§ Work to complete:
Copy nothing but the text: repeat each entry exactly and drop the images.

§ Data for processing:
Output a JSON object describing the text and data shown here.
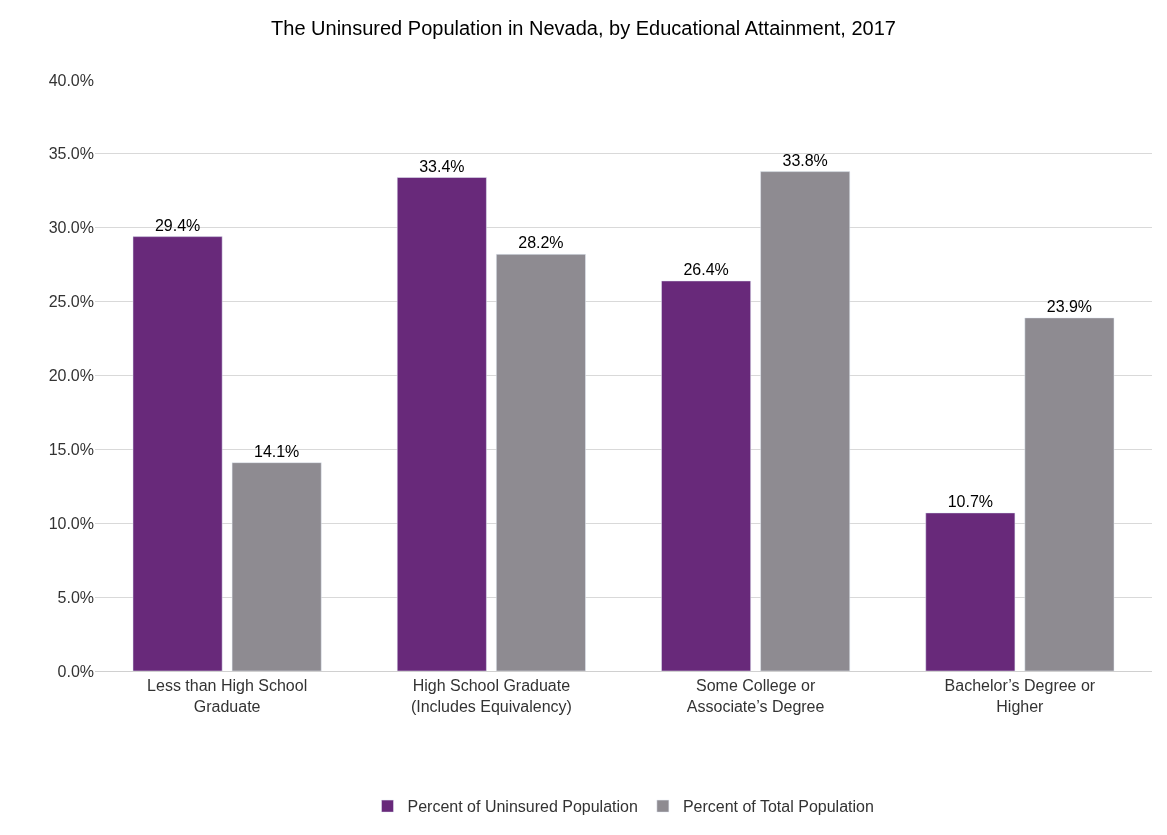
{
  "chart_data": {
    "type": "bar",
    "title": "The Uninsured Population in Nevada, by Educational Attainment, 2017",
    "categories": [
      "Less than High School Graduate",
      "High School Graduate (Includes Equivalency)",
      "Some College or Associate’s Degree",
      "Bachelor’s Degree or Higher"
    ],
    "series": [
      {
        "name": "Percent of Uninsured Population",
        "color": "#68297a",
        "values": [
          29.4,
          33.4,
          26.4,
          10.7
        ],
        "value_labels": [
          "29.4%",
          "33.4%",
          "26.4%",
          "10.7%"
        ]
      },
      {
        "name": "Percent of Total Population",
        "color": "#8e8b91",
        "values": [
          14.1,
          28.2,
          33.8,
          23.9
        ],
        "value_labels": [
          "14.1%",
          "28.2%",
          "33.8%",
          "23.9%"
        ]
      }
    ],
    "ylim": [
      0,
      40
    ],
    "yticks": [
      {
        "value": 0,
        "label": "0.0%"
      },
      {
        "value": 5,
        "label": "5.0%"
      },
      {
        "value": 10,
        "label": "10.0%"
      },
      {
        "value": 15,
        "label": "15.0%"
      },
      {
        "value": 20,
        "label": "20.0%"
      },
      {
        "value": 25,
        "label": "25.0%"
      },
      {
        "value": 30,
        "label": "30.0%"
      },
      {
        "value": 35,
        "label": "35.0%"
      },
      {
        "value": 40,
        "label": "40.0%"
      }
    ],
    "grid": "y",
    "legend": "bottom"
  }
}
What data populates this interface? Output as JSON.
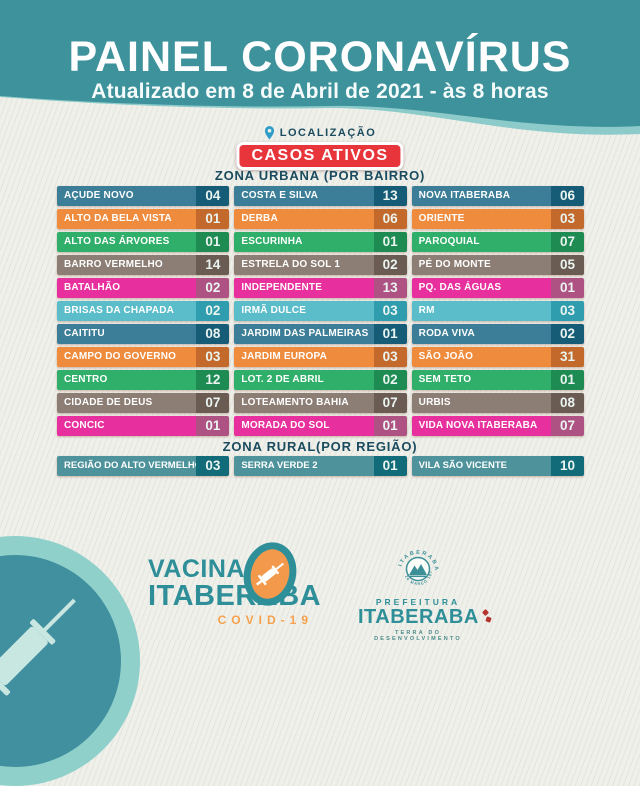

§ The output:
Output a JSON object describing the text and data shown here.
{
  "chart_data": {
    "type": "bar",
    "title": "The Uninsured Population in Nevada, by Educational Attainment, 2017",
    "categories": [
      "Less than High School Graduate",
      "High School Graduate (Includes Equivalency)",
      "Some College or Associate’s Degree",
      "Bachelor’s Degree or Higher"
    ],
    "series": [
      {
        "name": "Percent of Uninsured Population",
        "color": "#68297a",
        "values": [
          29.4,
          33.4,
          26.4,
          10.7
        ],
        "value_labels": [
          "29.4%",
          "33.4%",
          "26.4%",
          "10.7%"
        ]
      },
      {
        "name": "Percent of Total Population",
        "color": "#8e8b91",
        "values": [
          14.1,
          28.2,
          33.8,
          23.9
        ],
        "value_labels": [
          "14.1%",
          "28.2%",
          "33.8%",
          "23.9%"
        ]
      }
    ],
    "ylim": [
      0,
      40
    ],
    "yticks": [
      {
        "value": 0,
        "label": "0.0%"
      },
      {
        "value": 5,
        "label": "5.0%"
      },
      {
        "value": 10,
        "label": "10.0%"
      },
      {
        "value": 15,
        "label": "15.0%"
      },
      {
        "value": 20,
        "label": "20.0%"
      },
      {
        "value": 25,
        "label": "25.0%"
      },
      {
        "value": 30,
        "label": "30.0%"
      },
      {
        "value": 35,
        "label": "35.0%"
      },
      {
        "value": 40,
        "label": "40.0%"
      }
    ],
    "grid": "y",
    "legend": "bottom"
  }
}
What data populates this interface? Output as JSON.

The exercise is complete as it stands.